Copy out the records precisely, omitting pictures.

★ ★ ★ ★

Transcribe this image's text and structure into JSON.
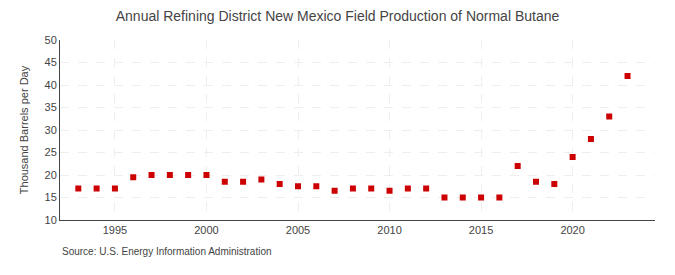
{
  "chart_data": {
    "type": "scatter",
    "title": "Annual Refining District New Mexico Field Production of Normal Butane",
    "y_label": "Thousand Barrels per Day",
    "annotations": [
      "Source: U.S. Energy Information Administration"
    ],
    "x": [
      1993,
      1994,
      1995,
      1996,
      1997,
      1998,
      1999,
      2000,
      2001,
      2002,
      2003,
      2004,
      2005,
      2006,
      2007,
      2008,
      2009,
      2010,
      2011,
      2012,
      2013,
      2014,
      2015,
      2016,
      2017,
      2018,
      2019,
      2020,
      2021,
      2022,
      2023
    ],
    "values": [
      17.0,
      17.0,
      17.0,
      19.5,
      20.0,
      20.0,
      20.0,
      20.0,
      18.5,
      18.5,
      19.0,
      18.0,
      17.5,
      17.5,
      16.5,
      17.0,
      17.0,
      16.5,
      17.0,
      17.0,
      15.0,
      15.0,
      15.0,
      15.0,
      22.0,
      18.5,
      18.0,
      24.0,
      28.0,
      33.0,
      42.0
    ],
    "color": "#cc0000",
    "marker": "square",
    "xlim": [
      1992,
      2024.5
    ],
    "xticks": [
      1995,
      2000,
      2005,
      2010,
      2015,
      2020
    ],
    "ylim": [
      10,
      50
    ],
    "yticks": [
      10,
      15,
      20,
      25,
      30,
      35,
      40,
      45,
      50
    ],
    "grid": true
  }
}
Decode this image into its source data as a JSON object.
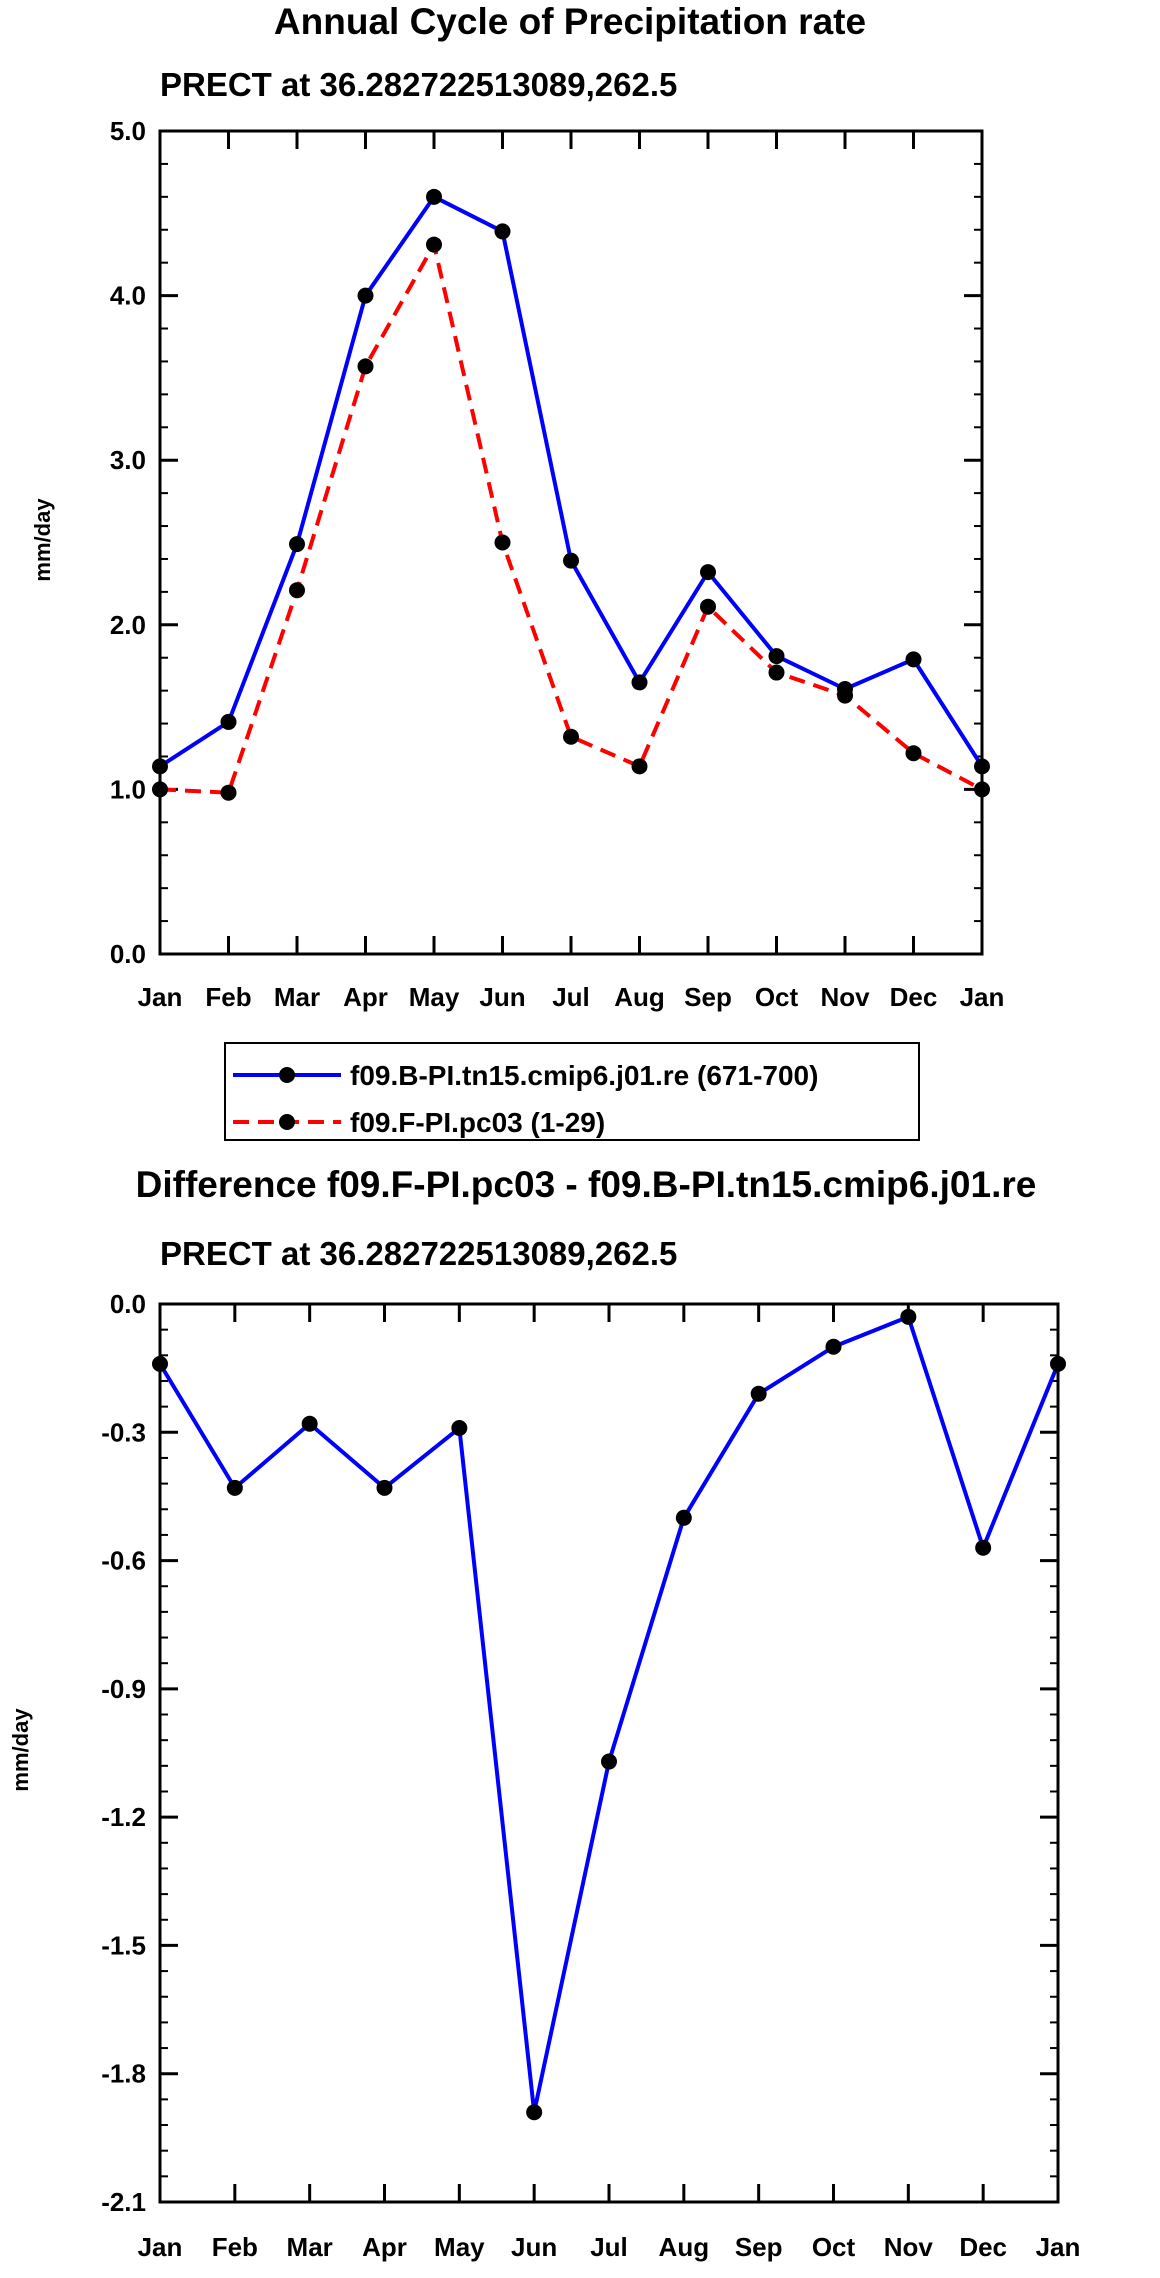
{
  "chart_data": [
    {
      "type": "line",
      "title": "Annual Cycle of Precipitation rate",
      "subtitle": "PRECT at 36.282722513089,262.5",
      "ylabel": "mm/day",
      "xlabel": "",
      "ylim": [
        0.0,
        5.0
      ],
      "yticks": [
        "0.0",
        "1.0",
        "2.0",
        "3.0",
        "4.0",
        "5.0"
      ],
      "ytick_values": [
        0,
        1,
        2,
        3,
        4,
        5
      ],
      "categories": [
        "Jan",
        "Feb",
        "Mar",
        "Apr",
        "May",
        "Jun",
        "Jul",
        "Aug",
        "Sep",
        "Oct",
        "Nov",
        "Dec",
        "Jan"
      ],
      "series": [
        {
          "name": "f09.B-PI.tn15.cmip6.j01.re (671-700)",
          "color": "#0000ff",
          "style": "solid",
          "values": [
            1.14,
            1.41,
            2.49,
            4.0,
            4.6,
            4.39,
            2.39,
            1.65,
            2.32,
            1.81,
            1.61,
            1.79,
            1.14
          ]
        },
        {
          "name": "f09.F-PI.pc03 (1-29)",
          "color": "#ff0000",
          "style": "dashed",
          "values": [
            1.0,
            0.98,
            2.21,
            3.57,
            4.31,
            2.5,
            1.32,
            1.14,
            2.11,
            1.71,
            1.57,
            1.22,
            1.0
          ]
        }
      ],
      "legend": [
        "f09.B-PI.tn15.cmip6.j01.re (671-700)",
        "f09.F-PI.pc03 (1-29)"
      ],
      "legend_position": "bottom"
    },
    {
      "type": "line",
      "title": "Difference f09.F-PI.pc03 - f09.B-PI.tn15.cmip6.j01.re",
      "subtitle": "PRECT at 36.282722513089,262.5",
      "ylabel": "mm/day",
      "xlabel": "",
      "ylim": [
        -2.1,
        0.0
      ],
      "yticks": [
        "0.0",
        "-0.3",
        "-0.6",
        "-0.9",
        "-1.2",
        "-1.5",
        "-1.8",
        "-2.1"
      ],
      "ytick_values": [
        0.0,
        -0.3,
        -0.6,
        -0.9,
        -1.2,
        -1.5,
        -1.8,
        -2.1
      ],
      "categories": [
        "Jan",
        "Feb",
        "Mar",
        "Apr",
        "May",
        "Jun",
        "Jul",
        "Aug",
        "Sep",
        "Oct",
        "Nov",
        "Dec",
        "Jan"
      ],
      "series": [
        {
          "name": "Difference",
          "color": "#0000ff",
          "style": "solid",
          "values": [
            -0.14,
            -0.43,
            -0.28,
            -0.43,
            -0.29,
            -1.89,
            -1.07,
            -0.5,
            -0.21,
            -0.1,
            -0.03,
            -0.57,
            -0.14
          ]
        }
      ]
    }
  ]
}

★ ★ ★ ★

### The output:
Transcribe this image's text and structure into JSON.
{
  "chart_data": {
    "type": "scatter",
    "title": "Annual Refining District New Mexico Field Production of Normal Butane",
    "y_label": "Thousand Barrels per Day",
    "annotations": [
      "Source: U.S. Energy Information Administration"
    ],
    "x": [
      1993,
      1994,
      1995,
      1996,
      1997,
      1998,
      1999,
      2000,
      2001,
      2002,
      2003,
      2004,
      2005,
      2006,
      2007,
      2008,
      2009,
      2010,
      2011,
      2012,
      2013,
      2014,
      2015,
      2016,
      2017,
      2018,
      2019,
      2020,
      2021,
      2022,
      2023
    ],
    "values": [
      17.0,
      17.0,
      17.0,
      19.5,
      20.0,
      20.0,
      20.0,
      20.0,
      18.5,
      18.5,
      19.0,
      18.0,
      17.5,
      17.5,
      16.5,
      17.0,
      17.0,
      16.5,
      17.0,
      17.0,
      15.0,
      15.0,
      15.0,
      15.0,
      22.0,
      18.5,
      18.0,
      24.0,
      28.0,
      33.0,
      42.0
    ],
    "color": "#cc0000",
    "marker": "square",
    "xlim": [
      1992,
      2024.5
    ],
    "xticks": [
      1995,
      2000,
      2005,
      2010,
      2015,
      2020
    ],
    "ylim": [
      10,
      50
    ],
    "yticks": [
      10,
      15,
      20,
      25,
      30,
      35,
      40,
      45,
      50
    ],
    "grid": true
  }
}
Decode this image into its source data as a JSON object.
{
  "chart_data": [
    {
      "type": "line",
      "title": "Annual Cycle of Precipitation rate",
      "subtitle": "PRECT at 36.282722513089,262.5",
      "ylabel": "mm/day",
      "xlabel": "",
      "ylim": [
        0.0,
        5.0
      ],
      "yticks": [
        "0.0",
        "1.0",
        "2.0",
        "3.0",
        "4.0",
        "5.0"
      ],
      "ytick_values": [
        0,
        1,
        2,
        3,
        4,
        5
      ],
      "categories": [
        "Jan",
        "Feb",
        "Mar",
        "Apr",
        "May",
        "Jun",
        "Jul",
        "Aug",
        "Sep",
        "Oct",
        "Nov",
        "Dec",
        "Jan"
      ],
      "series": [
        {
          "name": "f09.B-PI.tn15.cmip6.j01.re (671-700)",
          "color": "#0000ff",
          "style": "solid",
          "values": [
            1.14,
            1.41,
            2.49,
            4.0,
            4.6,
            4.39,
            2.39,
            1.65,
            2.32,
            1.81,
            1.61,
            1.79,
            1.14
          ]
        },
        {
          "name": "f09.F-PI.pc03 (1-29)",
          "color": "#ff0000",
          "style": "dashed",
          "values": [
            1.0,
            0.98,
            2.21,
            3.57,
            4.31,
            2.5,
            1.32,
            1.14,
            2.11,
            1.71,
            1.57,
            1.22,
            1.0
          ]
        }
      ],
      "legend": [
        "f09.B-PI.tn15.cmip6.j01.re (671-700)",
        "f09.F-PI.pc03 (1-29)"
      ],
      "legend_position": "bottom"
    },
    {
      "type": "line",
      "title": "Difference f09.F-PI.pc03 - f09.B-PI.tn15.cmip6.j01.re",
      "subtitle": "PRECT at 36.282722513089,262.5",
      "ylabel": "mm/day",
      "xlabel": "",
      "ylim": [
        -2.1,
        0.0
      ],
      "yticks": [
        "0.0",
        "-0.3",
        "-0.6",
        "-0.9",
        "-1.2",
        "-1.5",
        "-1.8",
        "-2.1"
      ],
      "ytick_values": [
        0.0,
        -0.3,
        -0.6,
        -0.9,
        -1.2,
        -1.5,
        -1.8,
        -2.1
      ],
      "categories": [
        "Jan",
        "Feb",
        "Mar",
        "Apr",
        "May",
        "Jun",
        "Jul",
        "Aug",
        "Sep",
        "Oct",
        "Nov",
        "Dec",
        "Jan"
      ],
      "series": [
        {
          "name": "Difference",
          "color": "#0000ff",
          "style": "solid",
          "values": [
            -0.14,
            -0.43,
            -0.28,
            -0.43,
            -0.29,
            -1.89,
            -1.07,
            -0.5,
            -0.21,
            -0.1,
            -0.03,
            -0.57,
            -0.14
          ]
        }
      ]
    }
  ]
}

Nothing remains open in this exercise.